*** Begin section ***

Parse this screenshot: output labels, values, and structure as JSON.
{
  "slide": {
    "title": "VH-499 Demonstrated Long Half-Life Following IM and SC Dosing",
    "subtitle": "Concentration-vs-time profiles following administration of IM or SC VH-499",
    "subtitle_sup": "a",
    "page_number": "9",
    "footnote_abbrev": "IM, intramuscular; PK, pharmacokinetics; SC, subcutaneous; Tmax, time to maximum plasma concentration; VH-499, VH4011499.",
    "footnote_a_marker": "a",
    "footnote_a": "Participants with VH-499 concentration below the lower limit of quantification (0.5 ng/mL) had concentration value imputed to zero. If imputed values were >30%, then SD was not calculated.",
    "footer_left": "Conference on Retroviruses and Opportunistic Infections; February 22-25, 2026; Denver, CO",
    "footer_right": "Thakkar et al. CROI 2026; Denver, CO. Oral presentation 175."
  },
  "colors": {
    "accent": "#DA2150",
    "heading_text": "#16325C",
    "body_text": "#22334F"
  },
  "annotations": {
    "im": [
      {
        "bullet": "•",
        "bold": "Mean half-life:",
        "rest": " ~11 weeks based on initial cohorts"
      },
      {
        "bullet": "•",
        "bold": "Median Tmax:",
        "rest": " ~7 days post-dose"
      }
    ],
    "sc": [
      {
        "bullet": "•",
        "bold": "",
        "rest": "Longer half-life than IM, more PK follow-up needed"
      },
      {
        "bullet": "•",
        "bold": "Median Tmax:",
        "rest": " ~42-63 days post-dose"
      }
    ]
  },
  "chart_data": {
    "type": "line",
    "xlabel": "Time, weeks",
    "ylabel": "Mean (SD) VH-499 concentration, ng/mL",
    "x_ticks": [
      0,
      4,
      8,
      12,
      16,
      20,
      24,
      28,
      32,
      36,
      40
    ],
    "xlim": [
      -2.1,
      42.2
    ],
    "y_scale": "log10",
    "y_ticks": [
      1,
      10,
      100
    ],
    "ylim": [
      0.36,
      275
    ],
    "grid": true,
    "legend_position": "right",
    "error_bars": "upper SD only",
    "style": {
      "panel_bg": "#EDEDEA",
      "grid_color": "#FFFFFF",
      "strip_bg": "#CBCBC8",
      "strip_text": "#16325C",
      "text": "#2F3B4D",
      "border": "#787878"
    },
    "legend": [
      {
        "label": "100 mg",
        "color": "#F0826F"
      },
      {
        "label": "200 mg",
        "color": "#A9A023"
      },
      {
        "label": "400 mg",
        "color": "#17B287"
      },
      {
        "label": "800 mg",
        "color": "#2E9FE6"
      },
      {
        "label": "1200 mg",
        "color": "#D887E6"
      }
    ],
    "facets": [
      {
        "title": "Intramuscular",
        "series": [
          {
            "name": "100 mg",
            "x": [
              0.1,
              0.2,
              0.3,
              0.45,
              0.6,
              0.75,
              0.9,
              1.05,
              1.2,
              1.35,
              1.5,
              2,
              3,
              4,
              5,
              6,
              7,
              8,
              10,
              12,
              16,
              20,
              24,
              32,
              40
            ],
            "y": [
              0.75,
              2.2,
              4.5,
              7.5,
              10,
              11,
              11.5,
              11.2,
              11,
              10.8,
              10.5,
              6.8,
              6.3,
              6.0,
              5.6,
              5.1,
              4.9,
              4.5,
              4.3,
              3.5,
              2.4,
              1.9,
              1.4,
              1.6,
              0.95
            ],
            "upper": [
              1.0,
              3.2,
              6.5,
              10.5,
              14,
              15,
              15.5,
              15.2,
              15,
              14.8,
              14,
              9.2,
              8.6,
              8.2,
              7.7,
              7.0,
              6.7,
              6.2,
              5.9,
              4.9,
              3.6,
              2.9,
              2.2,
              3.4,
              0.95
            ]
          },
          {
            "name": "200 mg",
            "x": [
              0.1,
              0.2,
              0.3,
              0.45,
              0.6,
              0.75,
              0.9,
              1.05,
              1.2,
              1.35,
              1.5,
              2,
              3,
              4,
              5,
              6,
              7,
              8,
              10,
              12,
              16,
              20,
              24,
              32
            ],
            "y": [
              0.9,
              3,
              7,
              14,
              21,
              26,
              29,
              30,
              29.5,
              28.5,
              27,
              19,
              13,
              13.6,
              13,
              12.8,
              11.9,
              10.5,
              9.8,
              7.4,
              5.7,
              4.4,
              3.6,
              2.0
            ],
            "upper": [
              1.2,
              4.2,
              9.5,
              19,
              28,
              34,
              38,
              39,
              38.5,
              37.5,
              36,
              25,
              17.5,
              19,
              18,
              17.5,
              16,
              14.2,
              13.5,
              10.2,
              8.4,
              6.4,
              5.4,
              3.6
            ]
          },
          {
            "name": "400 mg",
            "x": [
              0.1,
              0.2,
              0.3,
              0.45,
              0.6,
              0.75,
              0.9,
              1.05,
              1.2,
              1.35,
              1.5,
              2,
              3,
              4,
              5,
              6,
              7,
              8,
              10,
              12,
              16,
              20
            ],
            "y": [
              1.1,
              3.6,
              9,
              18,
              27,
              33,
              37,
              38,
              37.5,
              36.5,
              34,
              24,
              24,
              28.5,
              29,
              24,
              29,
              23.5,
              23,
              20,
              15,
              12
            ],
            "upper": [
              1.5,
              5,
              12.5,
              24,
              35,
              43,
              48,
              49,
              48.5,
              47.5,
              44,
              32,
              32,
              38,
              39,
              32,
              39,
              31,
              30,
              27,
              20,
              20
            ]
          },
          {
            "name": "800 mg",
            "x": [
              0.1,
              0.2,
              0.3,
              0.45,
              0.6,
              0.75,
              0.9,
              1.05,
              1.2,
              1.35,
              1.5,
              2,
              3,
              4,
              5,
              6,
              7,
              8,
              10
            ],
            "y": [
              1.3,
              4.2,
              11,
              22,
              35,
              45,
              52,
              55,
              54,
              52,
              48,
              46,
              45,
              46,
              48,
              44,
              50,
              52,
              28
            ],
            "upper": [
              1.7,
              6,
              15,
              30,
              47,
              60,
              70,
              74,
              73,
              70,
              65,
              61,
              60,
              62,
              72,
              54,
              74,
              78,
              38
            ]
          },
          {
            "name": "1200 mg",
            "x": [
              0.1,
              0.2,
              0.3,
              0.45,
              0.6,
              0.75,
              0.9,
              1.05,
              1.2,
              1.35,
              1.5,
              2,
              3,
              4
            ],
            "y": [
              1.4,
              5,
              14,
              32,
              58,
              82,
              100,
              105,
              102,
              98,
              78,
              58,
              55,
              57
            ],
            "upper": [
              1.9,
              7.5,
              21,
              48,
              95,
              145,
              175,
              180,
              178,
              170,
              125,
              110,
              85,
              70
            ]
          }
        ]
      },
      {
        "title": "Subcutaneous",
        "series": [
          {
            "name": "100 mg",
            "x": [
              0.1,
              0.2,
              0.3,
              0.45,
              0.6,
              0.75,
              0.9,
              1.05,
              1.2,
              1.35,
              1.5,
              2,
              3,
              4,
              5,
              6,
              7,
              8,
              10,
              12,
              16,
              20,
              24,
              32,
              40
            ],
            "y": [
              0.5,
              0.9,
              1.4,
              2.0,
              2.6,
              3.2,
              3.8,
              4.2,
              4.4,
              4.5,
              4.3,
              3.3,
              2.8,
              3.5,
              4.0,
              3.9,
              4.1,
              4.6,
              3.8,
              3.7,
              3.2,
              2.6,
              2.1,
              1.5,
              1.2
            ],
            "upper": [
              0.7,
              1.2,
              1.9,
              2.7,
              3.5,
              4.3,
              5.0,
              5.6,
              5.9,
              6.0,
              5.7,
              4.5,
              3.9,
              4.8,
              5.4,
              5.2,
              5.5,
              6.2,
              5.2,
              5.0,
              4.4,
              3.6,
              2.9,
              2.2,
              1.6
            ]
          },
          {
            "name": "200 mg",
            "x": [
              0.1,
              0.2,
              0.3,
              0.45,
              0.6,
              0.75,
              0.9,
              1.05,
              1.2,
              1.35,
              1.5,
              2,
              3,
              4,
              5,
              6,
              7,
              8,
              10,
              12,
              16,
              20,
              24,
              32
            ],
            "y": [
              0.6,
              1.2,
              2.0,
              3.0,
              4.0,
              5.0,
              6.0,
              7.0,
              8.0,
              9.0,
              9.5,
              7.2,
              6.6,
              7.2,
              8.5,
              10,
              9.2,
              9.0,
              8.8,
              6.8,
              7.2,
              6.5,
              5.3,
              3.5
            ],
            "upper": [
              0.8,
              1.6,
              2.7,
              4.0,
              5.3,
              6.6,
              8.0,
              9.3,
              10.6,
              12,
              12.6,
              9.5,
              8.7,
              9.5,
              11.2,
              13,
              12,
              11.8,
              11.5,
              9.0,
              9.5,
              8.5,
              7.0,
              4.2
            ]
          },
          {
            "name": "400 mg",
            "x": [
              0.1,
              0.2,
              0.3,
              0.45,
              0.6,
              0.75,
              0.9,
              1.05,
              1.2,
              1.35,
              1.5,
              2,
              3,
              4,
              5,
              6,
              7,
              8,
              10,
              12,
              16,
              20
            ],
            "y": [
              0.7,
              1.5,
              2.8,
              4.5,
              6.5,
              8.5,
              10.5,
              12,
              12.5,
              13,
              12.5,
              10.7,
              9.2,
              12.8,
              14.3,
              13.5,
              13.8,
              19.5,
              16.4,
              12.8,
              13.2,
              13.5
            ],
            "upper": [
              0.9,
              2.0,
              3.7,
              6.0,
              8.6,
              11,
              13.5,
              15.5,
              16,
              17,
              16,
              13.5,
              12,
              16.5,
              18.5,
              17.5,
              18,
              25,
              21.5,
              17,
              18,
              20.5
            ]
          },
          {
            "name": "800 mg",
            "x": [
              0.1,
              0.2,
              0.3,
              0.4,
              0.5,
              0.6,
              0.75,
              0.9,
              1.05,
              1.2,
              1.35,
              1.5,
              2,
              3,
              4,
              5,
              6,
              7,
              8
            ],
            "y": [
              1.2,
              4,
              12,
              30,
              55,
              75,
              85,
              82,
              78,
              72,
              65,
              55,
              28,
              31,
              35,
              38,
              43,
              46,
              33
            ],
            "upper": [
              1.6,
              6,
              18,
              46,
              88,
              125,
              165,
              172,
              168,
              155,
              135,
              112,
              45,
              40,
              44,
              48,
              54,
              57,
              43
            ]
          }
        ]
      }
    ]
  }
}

*** End section ***

What is needed
All lines with the word "days" need to be copied from the data above.

Response
        "rest": " ~7 days post-dose"
        "rest": " ~42-63 days post-dose"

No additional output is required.